Collect all lines from the listing that include the string "shown".

# START OF Given records

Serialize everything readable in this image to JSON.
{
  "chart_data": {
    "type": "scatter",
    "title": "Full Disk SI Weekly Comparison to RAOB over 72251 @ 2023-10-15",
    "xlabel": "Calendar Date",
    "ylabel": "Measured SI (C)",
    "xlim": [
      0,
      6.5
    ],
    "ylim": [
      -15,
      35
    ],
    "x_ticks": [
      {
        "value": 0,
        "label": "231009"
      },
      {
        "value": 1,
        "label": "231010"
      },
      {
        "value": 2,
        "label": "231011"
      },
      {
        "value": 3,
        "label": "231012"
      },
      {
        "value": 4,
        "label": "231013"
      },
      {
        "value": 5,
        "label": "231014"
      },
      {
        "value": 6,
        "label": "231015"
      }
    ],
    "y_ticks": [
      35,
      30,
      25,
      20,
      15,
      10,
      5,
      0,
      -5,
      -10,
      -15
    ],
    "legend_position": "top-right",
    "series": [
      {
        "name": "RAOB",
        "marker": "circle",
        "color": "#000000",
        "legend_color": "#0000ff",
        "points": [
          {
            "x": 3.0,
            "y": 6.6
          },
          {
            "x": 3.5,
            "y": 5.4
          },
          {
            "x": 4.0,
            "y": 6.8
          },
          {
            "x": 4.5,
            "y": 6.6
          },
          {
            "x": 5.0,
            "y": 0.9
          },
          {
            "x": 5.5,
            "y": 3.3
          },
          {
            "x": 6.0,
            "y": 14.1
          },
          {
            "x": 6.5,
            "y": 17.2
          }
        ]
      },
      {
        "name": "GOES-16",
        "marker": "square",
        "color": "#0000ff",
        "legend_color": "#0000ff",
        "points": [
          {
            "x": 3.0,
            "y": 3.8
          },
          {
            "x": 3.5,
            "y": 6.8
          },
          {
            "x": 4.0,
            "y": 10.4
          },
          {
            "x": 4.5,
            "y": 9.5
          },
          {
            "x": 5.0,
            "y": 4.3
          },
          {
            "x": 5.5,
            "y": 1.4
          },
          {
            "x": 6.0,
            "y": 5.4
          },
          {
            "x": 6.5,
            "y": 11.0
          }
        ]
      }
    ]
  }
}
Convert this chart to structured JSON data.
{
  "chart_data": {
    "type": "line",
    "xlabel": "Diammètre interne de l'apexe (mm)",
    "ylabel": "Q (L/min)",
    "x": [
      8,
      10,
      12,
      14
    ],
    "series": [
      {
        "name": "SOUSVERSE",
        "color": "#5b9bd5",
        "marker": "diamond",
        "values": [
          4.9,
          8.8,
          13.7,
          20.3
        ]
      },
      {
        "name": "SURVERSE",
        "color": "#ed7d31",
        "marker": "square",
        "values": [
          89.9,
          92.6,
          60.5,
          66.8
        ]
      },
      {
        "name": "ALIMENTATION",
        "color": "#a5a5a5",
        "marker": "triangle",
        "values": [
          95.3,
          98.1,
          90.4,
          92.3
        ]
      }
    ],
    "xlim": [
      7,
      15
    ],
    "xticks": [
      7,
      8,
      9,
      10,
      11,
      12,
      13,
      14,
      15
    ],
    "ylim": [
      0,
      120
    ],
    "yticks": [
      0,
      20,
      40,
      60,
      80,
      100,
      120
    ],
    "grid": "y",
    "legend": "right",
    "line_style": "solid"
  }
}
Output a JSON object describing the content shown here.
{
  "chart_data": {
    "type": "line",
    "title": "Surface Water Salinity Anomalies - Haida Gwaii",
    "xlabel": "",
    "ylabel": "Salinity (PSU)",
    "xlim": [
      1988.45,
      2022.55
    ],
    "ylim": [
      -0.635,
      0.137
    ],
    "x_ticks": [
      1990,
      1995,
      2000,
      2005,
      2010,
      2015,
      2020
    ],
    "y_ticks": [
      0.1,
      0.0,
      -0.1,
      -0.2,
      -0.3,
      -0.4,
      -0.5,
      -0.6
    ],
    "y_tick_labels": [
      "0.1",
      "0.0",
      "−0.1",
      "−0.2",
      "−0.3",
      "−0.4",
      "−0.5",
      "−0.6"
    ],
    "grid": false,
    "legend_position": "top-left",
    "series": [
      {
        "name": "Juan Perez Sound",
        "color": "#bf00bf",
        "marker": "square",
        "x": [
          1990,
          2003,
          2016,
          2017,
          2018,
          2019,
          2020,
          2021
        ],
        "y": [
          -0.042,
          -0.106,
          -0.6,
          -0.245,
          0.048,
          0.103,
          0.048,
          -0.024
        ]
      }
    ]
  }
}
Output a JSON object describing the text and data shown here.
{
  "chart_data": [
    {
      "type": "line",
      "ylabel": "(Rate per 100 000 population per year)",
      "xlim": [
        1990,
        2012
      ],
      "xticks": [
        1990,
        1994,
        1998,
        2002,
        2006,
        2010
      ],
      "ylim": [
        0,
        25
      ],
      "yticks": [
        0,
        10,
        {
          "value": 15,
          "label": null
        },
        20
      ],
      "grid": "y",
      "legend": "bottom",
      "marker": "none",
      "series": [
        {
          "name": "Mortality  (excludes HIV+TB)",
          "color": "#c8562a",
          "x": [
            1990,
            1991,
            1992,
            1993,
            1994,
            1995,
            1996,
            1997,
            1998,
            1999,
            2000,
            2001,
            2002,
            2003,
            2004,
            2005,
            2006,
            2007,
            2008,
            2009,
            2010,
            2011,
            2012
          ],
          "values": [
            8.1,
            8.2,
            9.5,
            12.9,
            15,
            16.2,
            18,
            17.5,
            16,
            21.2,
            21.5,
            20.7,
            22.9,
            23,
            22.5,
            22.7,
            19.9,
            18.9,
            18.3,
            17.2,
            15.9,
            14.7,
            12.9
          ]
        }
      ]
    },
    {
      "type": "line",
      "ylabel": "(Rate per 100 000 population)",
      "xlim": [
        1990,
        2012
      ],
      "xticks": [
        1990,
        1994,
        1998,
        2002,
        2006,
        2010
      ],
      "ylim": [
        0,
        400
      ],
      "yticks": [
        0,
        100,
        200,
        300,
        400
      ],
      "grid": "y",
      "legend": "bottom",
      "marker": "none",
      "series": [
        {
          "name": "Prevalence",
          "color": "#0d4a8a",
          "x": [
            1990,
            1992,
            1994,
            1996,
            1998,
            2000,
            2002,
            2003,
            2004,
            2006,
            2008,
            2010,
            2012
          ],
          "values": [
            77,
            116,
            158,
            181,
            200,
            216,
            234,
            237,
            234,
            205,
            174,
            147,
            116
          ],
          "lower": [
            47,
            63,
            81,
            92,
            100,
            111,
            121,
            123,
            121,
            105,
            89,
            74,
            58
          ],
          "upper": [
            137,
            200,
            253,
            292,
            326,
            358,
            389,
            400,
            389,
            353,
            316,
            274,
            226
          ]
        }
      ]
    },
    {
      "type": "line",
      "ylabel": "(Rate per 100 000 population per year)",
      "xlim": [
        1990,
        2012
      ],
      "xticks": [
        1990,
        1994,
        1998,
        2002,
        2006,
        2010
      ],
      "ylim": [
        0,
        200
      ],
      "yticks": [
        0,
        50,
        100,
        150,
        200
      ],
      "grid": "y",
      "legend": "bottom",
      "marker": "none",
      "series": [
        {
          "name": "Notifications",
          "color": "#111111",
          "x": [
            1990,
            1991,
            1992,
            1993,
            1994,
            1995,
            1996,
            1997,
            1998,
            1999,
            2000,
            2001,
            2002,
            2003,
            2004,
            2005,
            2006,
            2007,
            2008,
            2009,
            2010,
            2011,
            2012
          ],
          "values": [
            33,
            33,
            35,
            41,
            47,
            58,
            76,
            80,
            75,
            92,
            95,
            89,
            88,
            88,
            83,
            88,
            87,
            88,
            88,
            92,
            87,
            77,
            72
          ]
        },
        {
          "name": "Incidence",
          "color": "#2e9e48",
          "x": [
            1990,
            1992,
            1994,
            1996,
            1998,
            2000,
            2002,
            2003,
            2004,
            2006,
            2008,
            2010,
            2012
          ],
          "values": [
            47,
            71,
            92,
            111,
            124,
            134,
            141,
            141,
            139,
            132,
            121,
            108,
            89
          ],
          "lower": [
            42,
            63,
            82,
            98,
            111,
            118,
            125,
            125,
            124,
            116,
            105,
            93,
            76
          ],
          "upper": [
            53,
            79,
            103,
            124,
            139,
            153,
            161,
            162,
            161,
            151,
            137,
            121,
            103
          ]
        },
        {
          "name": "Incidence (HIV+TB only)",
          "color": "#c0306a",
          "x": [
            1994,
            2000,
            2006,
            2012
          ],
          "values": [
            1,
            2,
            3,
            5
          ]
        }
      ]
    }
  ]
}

# END OF Given records

- Result of this task:
Output a JSON object describing the content shown here.
Output a JSON object describing the text and data shown here.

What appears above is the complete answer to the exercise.